───── Given records ─────
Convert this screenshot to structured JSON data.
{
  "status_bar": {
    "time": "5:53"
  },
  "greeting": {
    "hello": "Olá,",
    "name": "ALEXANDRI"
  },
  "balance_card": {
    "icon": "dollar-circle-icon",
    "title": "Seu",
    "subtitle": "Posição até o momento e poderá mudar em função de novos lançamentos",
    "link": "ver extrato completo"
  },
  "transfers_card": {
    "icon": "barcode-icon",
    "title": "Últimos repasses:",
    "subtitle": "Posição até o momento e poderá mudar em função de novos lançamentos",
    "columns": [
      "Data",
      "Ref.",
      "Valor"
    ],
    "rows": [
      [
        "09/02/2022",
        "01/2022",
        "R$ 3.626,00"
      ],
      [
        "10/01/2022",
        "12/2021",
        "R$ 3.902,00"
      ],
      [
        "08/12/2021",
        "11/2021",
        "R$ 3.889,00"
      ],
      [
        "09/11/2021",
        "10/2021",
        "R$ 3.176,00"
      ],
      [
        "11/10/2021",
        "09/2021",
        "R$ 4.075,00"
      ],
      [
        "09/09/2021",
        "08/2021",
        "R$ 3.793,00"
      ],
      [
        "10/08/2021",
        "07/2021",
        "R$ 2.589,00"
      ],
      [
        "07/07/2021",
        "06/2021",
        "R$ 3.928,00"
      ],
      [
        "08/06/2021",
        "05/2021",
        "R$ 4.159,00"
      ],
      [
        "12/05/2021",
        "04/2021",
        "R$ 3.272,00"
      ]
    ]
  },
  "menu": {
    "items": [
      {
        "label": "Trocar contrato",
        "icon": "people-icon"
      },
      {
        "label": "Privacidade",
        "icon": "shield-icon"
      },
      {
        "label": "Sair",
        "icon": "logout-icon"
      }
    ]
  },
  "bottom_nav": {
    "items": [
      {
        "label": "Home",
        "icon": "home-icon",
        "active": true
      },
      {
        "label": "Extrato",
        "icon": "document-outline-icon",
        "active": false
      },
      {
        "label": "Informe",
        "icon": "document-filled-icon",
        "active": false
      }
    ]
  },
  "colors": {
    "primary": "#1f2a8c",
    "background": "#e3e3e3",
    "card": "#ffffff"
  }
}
─────
-- The request --
Take each line containing the string "label" and copy it out.

-- Answer to this task --
        "label": "Trocar contrato",
        "label": "Privacidade",
        "label": "Sair",
        "label": "Home",
        "label": "Extrato",
        "label": "Informe",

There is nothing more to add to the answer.